(Saved entries)
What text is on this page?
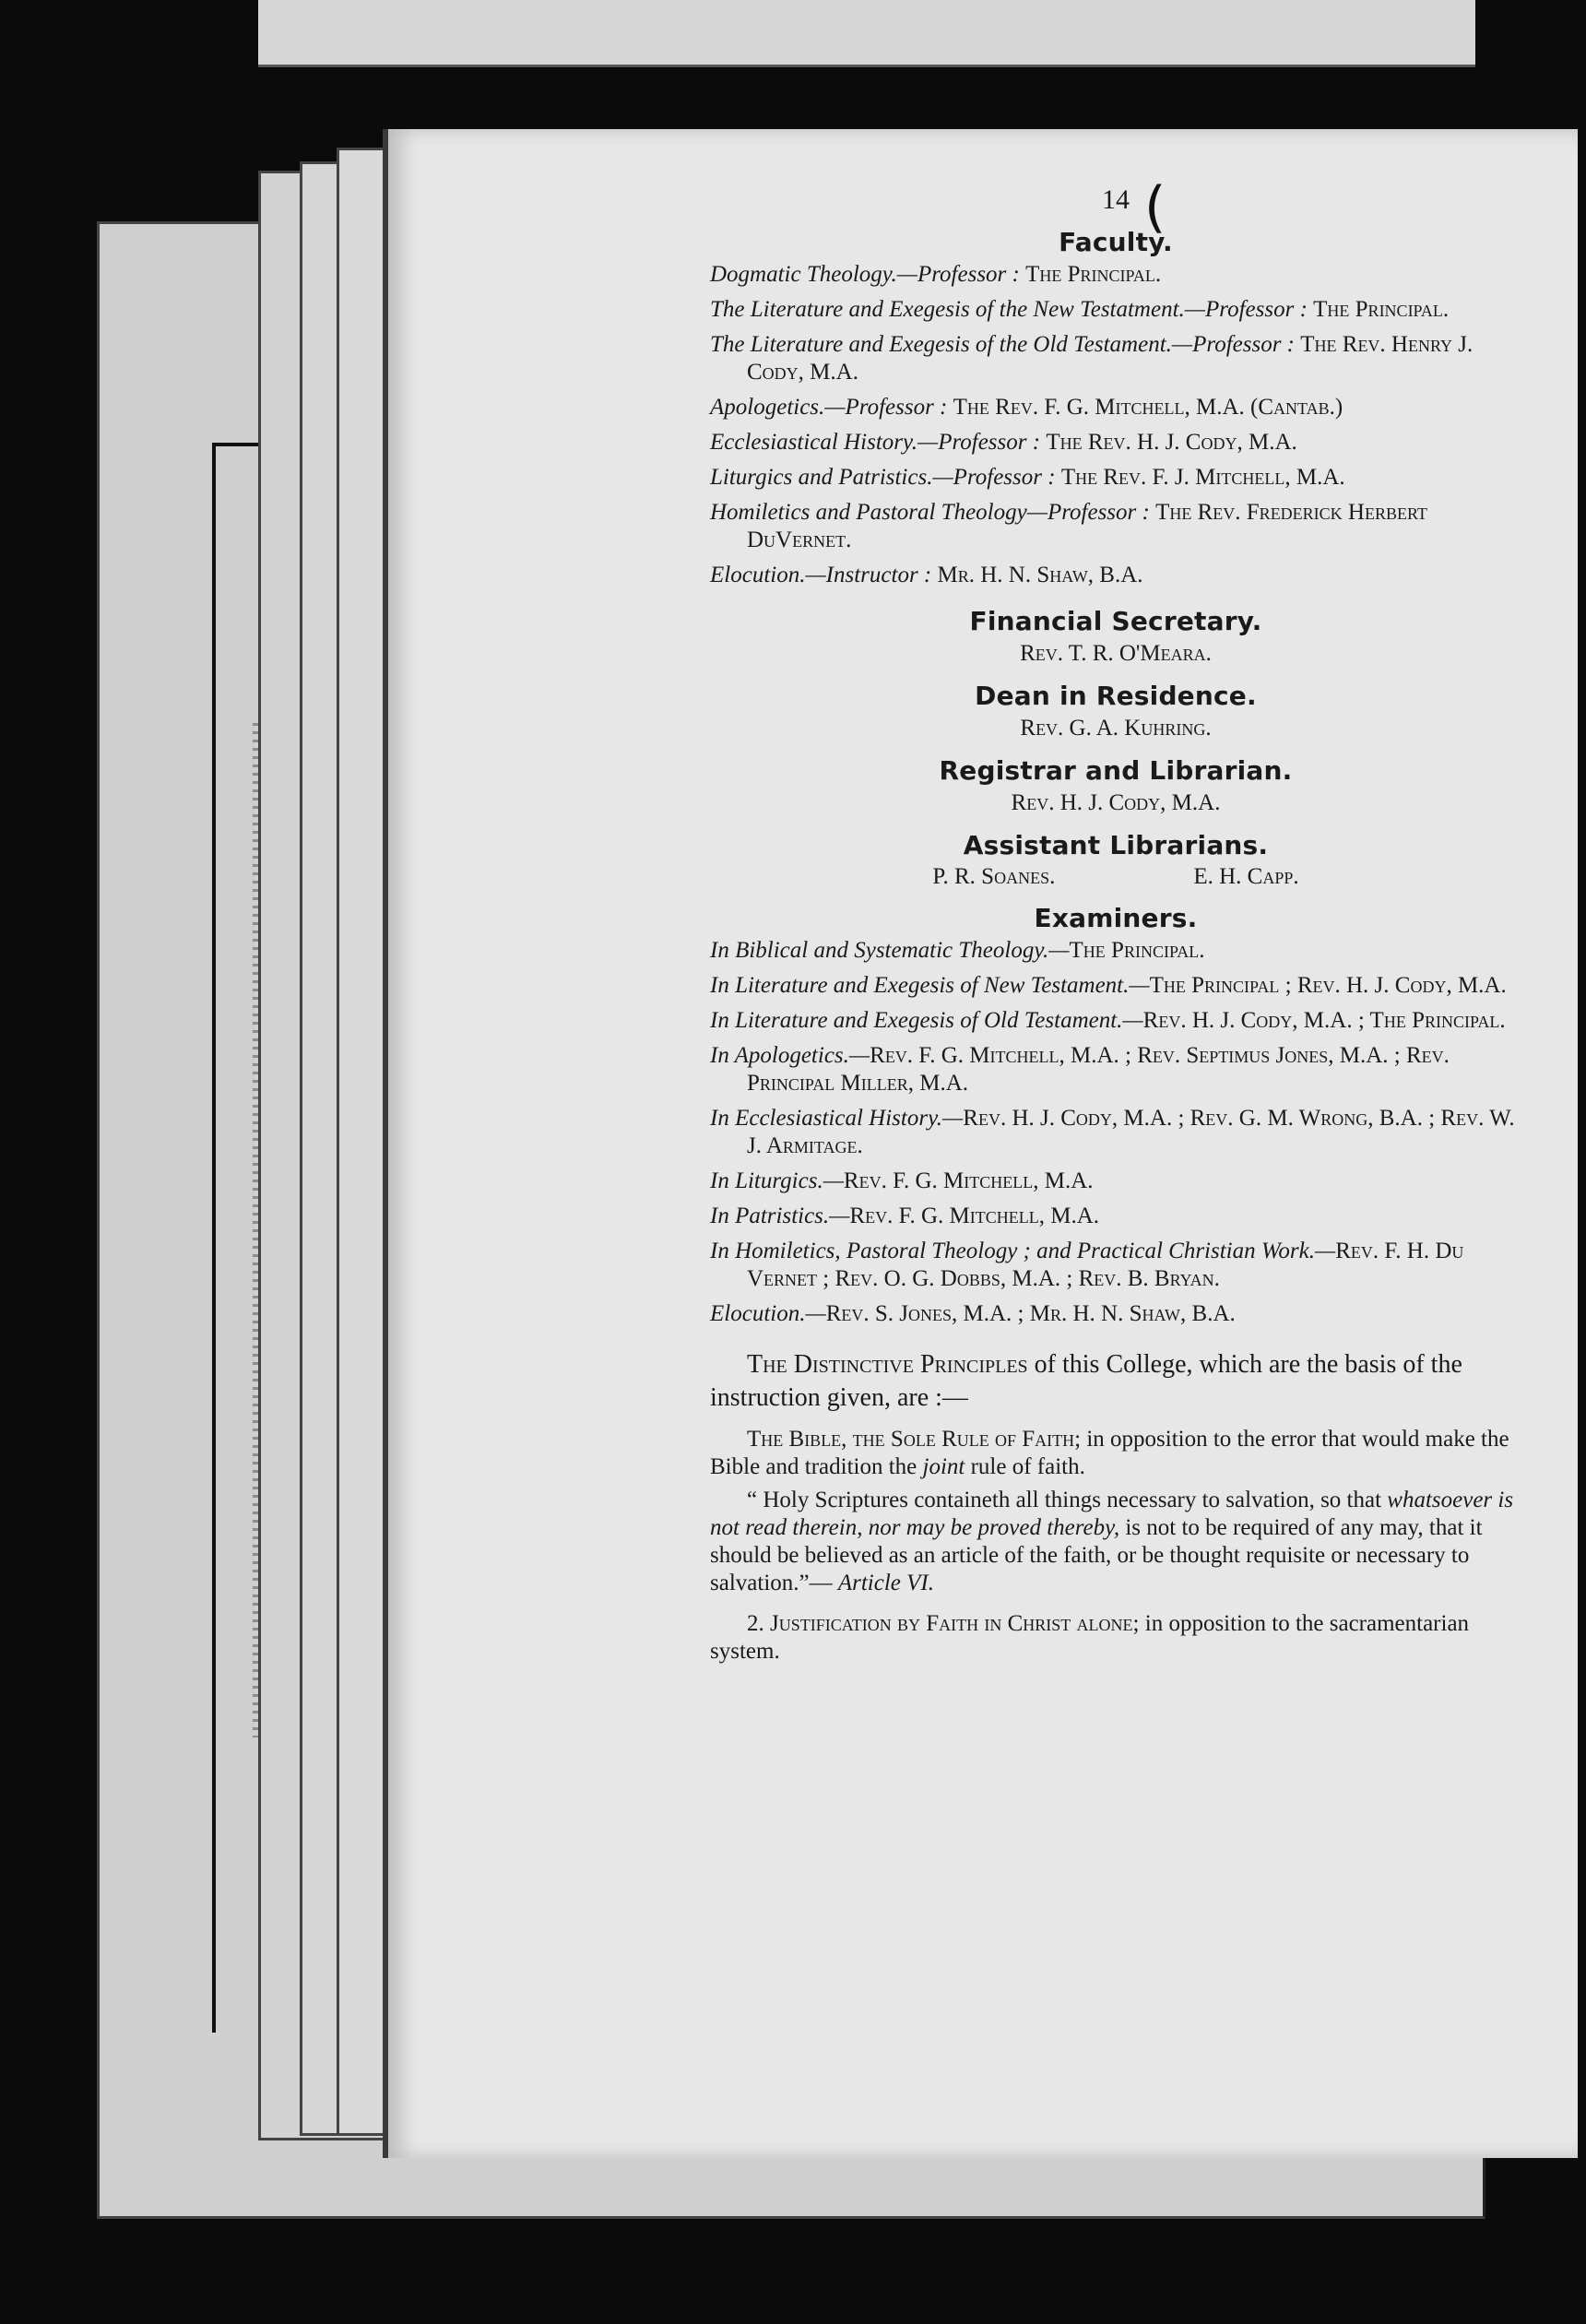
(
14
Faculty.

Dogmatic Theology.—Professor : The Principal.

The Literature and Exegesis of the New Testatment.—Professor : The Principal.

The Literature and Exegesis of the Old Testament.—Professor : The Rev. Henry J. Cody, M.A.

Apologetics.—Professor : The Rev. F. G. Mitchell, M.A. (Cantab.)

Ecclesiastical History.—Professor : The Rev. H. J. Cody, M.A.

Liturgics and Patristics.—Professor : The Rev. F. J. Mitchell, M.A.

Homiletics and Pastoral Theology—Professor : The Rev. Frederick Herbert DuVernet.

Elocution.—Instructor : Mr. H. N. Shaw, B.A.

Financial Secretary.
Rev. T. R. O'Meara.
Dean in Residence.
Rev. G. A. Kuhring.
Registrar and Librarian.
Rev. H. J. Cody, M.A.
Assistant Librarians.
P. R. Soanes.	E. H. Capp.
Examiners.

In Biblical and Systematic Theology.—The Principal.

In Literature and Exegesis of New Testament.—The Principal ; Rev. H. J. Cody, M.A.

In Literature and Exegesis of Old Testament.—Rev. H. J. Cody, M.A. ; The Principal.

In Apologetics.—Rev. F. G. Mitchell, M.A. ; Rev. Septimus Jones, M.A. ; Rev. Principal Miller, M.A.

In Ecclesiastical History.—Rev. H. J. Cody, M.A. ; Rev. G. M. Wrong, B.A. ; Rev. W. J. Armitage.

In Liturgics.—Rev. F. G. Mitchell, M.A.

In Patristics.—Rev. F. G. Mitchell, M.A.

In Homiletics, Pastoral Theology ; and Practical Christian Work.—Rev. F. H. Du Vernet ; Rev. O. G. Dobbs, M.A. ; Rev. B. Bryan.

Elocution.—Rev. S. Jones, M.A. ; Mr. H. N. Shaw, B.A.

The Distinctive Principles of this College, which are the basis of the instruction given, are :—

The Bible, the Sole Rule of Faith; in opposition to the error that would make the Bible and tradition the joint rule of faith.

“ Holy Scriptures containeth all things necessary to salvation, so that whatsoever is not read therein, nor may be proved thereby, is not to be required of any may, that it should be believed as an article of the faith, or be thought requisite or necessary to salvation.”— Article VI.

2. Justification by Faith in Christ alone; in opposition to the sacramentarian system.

*The problem*
Write out the full listing verbatim, excluding its pictures.

*Answer to this problem*
What text is on this page?
(
14
Faculty.

Dogmatic Theology.—Professor : The Principal.

The Literature and Exegesis of the New Testatment.—Professor : The Principal.

The Literature and Exegesis of the Old Testament.—Professor : The Rev. Henry J. Cody, M.A.

Apologetics.—Professor : The Rev. F. G. Mitchell, M.A. (Cantab.)

Ecclesiastical History.—Professor : The Rev. H. J. Cody, M.A.

Liturgics and Patristics.—Professor : The Rev. F. J. Mitchell, M.A.

Homiletics and Pastoral Theology—Professor : The Rev. Frederick Herbert DuVernet.

Elocution.—Instructor : Mr. H. N. Shaw, B.A.

Financial Secretary.
Rev. T. R. O'Meara.
Dean in Residence.
Rev. G. A. Kuhring.
Registrar and Librarian.
Rev. H. J. Cody, M.A.
Assistant Librarians.
P. R. Soanes.	E. H. Capp.
Examiners.

In Biblical and Systematic Theology.—The Principal.

In Literature and Exegesis of New Testament.—The Principal ; Rev. H. J. Cody, M.A.

In Literature and Exegesis of Old Testament.—Rev. H. J. Cody, M.A. ; The Principal.

In Apologetics.—Rev. F. G. Mitchell, M.A. ; Rev. Septimus Jones, M.A. ; Rev. Principal Miller, M.A.

In Ecclesiastical History.—Rev. H. J. Cody, M.A. ; Rev. G. M. Wrong, B.A. ; Rev. W. J. Armitage.

In Liturgics.—Rev. F. G. Mitchell, M.A.

In Patristics.—Rev. F. G. Mitchell, M.A.

In Homiletics, Pastoral Theology ; and Practical Christian Work.—Rev. F. H. Du Vernet ; Rev. O. G. Dobbs, M.A. ; Rev. B. Bryan.

Elocution.—Rev. S. Jones, M.A. ; Mr. H. N. Shaw, B.A.

The Distinctive Principles of this College, which are the basis of the instruction given, are :—

The Bible, the Sole Rule of Faith; in opposition to the error that would make the Bible and tradition the joint rule of faith.

“ Holy Scriptures containeth all things necessary to salvation, so that whatsoever is not read therein, nor may be proved thereby, is not to be required of any may, that it should be believed as an article of the faith, or be thought requisite or necessary to salvation.”— Article VI.

2. Justification by Faith in Christ alone; in opposition to the sacramentarian system.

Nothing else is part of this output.